-- Start of Material provided --

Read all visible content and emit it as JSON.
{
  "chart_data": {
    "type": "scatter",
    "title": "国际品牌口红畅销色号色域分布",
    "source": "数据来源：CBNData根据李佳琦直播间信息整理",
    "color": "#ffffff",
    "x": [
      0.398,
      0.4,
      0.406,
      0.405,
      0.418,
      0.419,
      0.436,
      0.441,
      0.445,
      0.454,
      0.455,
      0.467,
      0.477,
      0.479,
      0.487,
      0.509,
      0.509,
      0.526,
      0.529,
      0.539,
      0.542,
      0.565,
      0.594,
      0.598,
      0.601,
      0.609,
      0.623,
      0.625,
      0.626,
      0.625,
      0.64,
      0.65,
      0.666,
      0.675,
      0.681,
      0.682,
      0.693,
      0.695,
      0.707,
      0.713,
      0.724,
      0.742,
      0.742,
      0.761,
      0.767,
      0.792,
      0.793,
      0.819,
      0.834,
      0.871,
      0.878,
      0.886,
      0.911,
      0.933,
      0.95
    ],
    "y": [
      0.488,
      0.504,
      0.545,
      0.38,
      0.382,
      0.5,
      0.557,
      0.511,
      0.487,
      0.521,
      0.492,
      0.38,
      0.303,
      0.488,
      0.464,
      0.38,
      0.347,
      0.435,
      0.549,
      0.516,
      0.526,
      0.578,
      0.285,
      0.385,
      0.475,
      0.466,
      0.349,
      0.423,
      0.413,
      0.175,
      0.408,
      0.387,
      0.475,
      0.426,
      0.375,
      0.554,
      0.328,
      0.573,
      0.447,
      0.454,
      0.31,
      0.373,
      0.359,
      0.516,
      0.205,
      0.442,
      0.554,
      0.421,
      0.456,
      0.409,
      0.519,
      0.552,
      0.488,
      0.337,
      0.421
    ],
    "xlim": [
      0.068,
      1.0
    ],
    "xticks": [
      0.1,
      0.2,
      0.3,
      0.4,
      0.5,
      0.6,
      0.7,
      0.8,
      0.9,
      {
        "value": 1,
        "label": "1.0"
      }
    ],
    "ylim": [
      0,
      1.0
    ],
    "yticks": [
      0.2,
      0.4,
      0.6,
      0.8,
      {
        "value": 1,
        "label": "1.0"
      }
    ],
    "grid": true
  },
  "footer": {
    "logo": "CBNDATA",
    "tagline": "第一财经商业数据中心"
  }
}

-- End of Material provided --

What to work on ▸ Transcribe every line of the data, exactly as it stands.

The solution ▸
Read all visible content and emit it as JSON.
{
  "chart_data": {
    "type": "scatter",
    "title": "国际品牌口红畅销色号色域分布",
    "source": "数据来源：CBNData根据李佳琦直播间信息整理",
    "color": "#ffffff",
    "x": [
      0.398,
      0.4,
      0.406,
      0.405,
      0.418,
      0.419,
      0.436,
      0.441,
      0.445,
      0.454,
      0.455,
      0.467,
      0.477,
      0.479,
      0.487,
      0.509,
      0.509,
      0.526,
      0.529,
      0.539,
      0.542,
      0.565,
      0.594,
      0.598,
      0.601,
      0.609,
      0.623,
      0.625,
      0.626,
      0.625,
      0.64,
      0.65,
      0.666,
      0.675,
      0.681,
      0.682,
      0.693,
      0.695,
      0.707,
      0.713,
      0.724,
      0.742,
      0.742,
      0.761,
      0.767,
      0.792,
      0.793,
      0.819,
      0.834,
      0.871,
      0.878,
      0.886,
      0.911,
      0.933,
      0.95
    ],
    "y": [
      0.488,
      0.504,
      0.545,
      0.38,
      0.382,
      0.5,
      0.557,
      0.511,
      0.487,
      0.521,
      0.492,
      0.38,
      0.303,
      0.488,
      0.464,
      0.38,
      0.347,
      0.435,
      0.549,
      0.516,
      0.526,
      0.578,
      0.285,
      0.385,
      0.475,
      0.466,
      0.349,
      0.423,
      0.413,
      0.175,
      0.408,
      0.387,
      0.475,
      0.426,
      0.375,
      0.554,
      0.328,
      0.573,
      0.447,
      0.454,
      0.31,
      0.373,
      0.359,
      0.516,
      0.205,
      0.442,
      0.554,
      0.421,
      0.456,
      0.409,
      0.519,
      0.552,
      0.488,
      0.337,
      0.421
    ],
    "xlim": [
      0.068,
      1.0
    ],
    "xticks": [
      0.1,
      0.2,
      0.3,
      0.4,
      0.5,
      0.6,
      0.7,
      0.8,
      0.9,
      {
        "value": 1,
        "label": "1.0"
      }
    ],
    "ylim": [
      0,
      1.0
    ],
    "yticks": [
      0.2,
      0.4,
      0.6,
      0.8,
      {
        "value": 1,
        "label": "1.0"
      }
    ],
    "grid": true
  },
  "footer": {
    "logo": "CBNDATA",
    "tagline": "第一财经商业数据中心"
  }
}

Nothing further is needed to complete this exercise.